Dataset entries
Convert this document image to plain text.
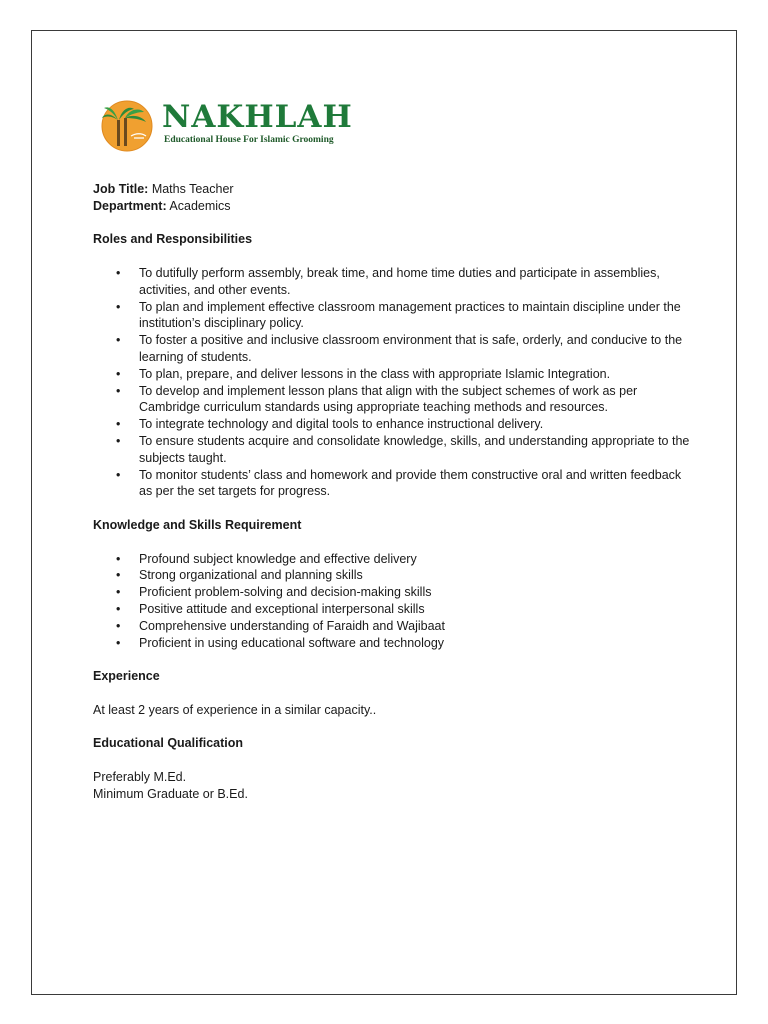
NAKHLAH
Educational House For Islamic Grooming

Job Title: Maths Teacher

Department: Academics

Roles and Responsibilities

• To dutifully perform assembly, break time, and home time duties and participate in assemblies, activities, and other events.
• To plan and implement effective classroom management practices to maintain discipline under the institution’s disciplinary policy.
• To foster a positive and inclusive classroom environment that is safe, orderly, and conducive to the learning of students.
• To plan, prepare, and deliver lessons in the class with appropriate Islamic Integration.
• To develop and implement lesson plans that align with the subject schemes of work as per Cambridge curriculum standards using appropriate teaching methods and resources.
• To integrate technology and digital tools to enhance instructional delivery.
• To ensure students acquire and consolidate knowledge, skills, and understanding appropriate to the subjects taught.
• To monitor students’ class and homework and provide them constructive oral and written feedback as per the set targets for progress.

Knowledge and Skills Requirement

• Profound subject knowledge and effective delivery
• Strong organizational and planning skills
• Proficient problem-solving and decision-making skills
• Positive attitude and exceptional interpersonal skills
• Comprehensive understanding of Faraidh and Wajibaat
• Proficient in using educational software and technology

Experience

At least 2 years of experience in a similar capacity..

Educational Qualification

Preferably M.Ed.

Minimum Graduate or B.Ed.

▶ To be done
Without the pictures, reproduce every line of the records above exactly.

▶ Response to the exercise
Convert this document image to plain text.
NAKHLAH
Educational House For Islamic Grooming

Job Title: Maths Teacher

Department: Academics

Roles and Responsibilities

• To dutifully perform assembly, break time, and home time duties and participate in assemblies, activities, and other events.
• To plan and implement effective classroom management practices to maintain discipline under the institution’s disciplinary policy.
• To foster a positive and inclusive classroom environment that is safe, orderly, and conducive to the learning of students.
• To plan, prepare, and deliver lessons in the class with appropriate Islamic Integration.
• To develop and implement lesson plans that align with the subject schemes of work as per Cambridge curriculum standards using appropriate teaching methods and resources.
• To integrate technology and digital tools to enhance instructional delivery.
• To ensure students acquire and consolidate knowledge, skills, and understanding appropriate to the subjects taught.
• To monitor students’ class and homework and provide them constructive oral and written feedback as per the set targets for progress.

Knowledge and Skills Requirement

• Profound subject knowledge and effective delivery
• Strong organizational and planning skills
• Proficient problem-solving and decision-making skills
• Positive attitude and exceptional interpersonal skills
• Comprehensive understanding of Faraidh and Wajibaat
• Proficient in using educational software and technology

Experience

At least 2 years of experience in a similar capacity..

Educational Qualification

Preferably M.Ed.

Minimum Graduate or B.Ed.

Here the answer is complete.